*** Document extract ***

What makes certain people become entrepreneurs despite the risk and immense responsibility it entails? Some say it’s genetics; others suggest it’s related to education, personal characteristics, or past work experience. Whichever way, this question is a hard one to answer, and that is probably the reason that it interests so many, including me. This question will also be the focus of this post as I dive into current academic knowledge regarding the relationship between entrepreneurship and self-confidence.
In a study published in the Journal of Business Venturing, three researchers from the University of Oklahoma and Washington State University attempt to shed light on the reasons that lead a person to engage in business venturing despite the high base failure rates. The researchers review entrepreneurs’ outcome and ability expectancies to see whether increased expectation of success or high assessment of capabilities has anything to do with the decision to start your own business. Unlike previous findings, they suggest that elevated outcome expectancies do not play a significant role in the decision to become an entrepreneur. Rather, they find that high valuation of skills and capabilities is a much more critical factor to the startup decision.

*** End of Document extract ***
*** Data section ***

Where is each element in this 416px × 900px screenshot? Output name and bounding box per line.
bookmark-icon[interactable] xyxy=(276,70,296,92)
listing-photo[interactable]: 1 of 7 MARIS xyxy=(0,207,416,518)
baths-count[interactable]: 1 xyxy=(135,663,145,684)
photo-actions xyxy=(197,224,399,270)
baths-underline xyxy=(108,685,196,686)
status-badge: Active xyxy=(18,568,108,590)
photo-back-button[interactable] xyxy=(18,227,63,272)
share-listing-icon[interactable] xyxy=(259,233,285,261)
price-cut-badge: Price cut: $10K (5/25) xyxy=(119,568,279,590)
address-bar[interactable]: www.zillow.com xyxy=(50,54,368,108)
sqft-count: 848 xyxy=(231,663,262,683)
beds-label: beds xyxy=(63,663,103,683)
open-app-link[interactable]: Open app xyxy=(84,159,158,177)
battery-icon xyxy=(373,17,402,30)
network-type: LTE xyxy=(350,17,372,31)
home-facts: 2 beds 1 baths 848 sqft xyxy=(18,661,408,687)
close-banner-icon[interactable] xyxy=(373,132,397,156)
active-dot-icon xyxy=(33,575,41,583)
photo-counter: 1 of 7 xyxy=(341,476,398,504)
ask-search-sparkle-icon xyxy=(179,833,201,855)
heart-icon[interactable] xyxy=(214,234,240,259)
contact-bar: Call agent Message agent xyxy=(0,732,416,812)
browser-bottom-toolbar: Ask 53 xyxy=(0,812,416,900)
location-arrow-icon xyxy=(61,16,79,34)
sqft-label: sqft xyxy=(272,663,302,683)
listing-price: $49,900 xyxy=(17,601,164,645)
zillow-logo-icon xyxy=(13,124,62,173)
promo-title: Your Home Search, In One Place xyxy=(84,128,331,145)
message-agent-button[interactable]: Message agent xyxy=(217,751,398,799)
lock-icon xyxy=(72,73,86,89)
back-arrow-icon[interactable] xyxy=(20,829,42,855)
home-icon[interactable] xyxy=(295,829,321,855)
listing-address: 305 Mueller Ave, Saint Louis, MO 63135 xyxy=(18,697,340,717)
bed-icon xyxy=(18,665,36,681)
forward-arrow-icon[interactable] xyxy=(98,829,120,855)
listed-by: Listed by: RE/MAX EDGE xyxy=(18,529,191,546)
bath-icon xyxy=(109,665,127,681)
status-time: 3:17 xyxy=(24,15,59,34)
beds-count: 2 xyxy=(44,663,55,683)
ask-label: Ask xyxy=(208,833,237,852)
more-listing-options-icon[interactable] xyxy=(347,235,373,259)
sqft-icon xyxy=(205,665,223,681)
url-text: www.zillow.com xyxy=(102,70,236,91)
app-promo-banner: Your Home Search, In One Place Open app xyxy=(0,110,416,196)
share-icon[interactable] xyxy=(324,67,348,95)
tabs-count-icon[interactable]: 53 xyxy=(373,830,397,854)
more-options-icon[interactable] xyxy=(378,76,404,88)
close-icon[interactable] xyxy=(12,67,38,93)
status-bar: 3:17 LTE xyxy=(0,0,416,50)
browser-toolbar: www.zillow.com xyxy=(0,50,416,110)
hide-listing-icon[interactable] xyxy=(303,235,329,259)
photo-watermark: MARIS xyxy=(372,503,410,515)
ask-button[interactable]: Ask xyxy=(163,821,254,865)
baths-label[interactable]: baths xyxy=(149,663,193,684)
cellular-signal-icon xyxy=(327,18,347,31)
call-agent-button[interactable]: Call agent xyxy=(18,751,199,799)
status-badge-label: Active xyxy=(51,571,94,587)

*** End of Data section ***

- [Directions for this task]:
Reproduce the entrepreneurship text word for word from "What makes certain" to "entrepreneurship and self-confidence.".

- [Output for this task]:
What makes certain people become entrepreneurs despite the risk and immense responsibility it entails? Some say it’s genetics; others suggest it’s related to education, personal characteristics, or past work experience. Whichever way, this question is a hard one to answer, and that is probably the reason that it interests so many, including me. This question will also be the focus of this post as I dive into current academic knowledge regarding the relationship between entrepreneurship and self-confidence.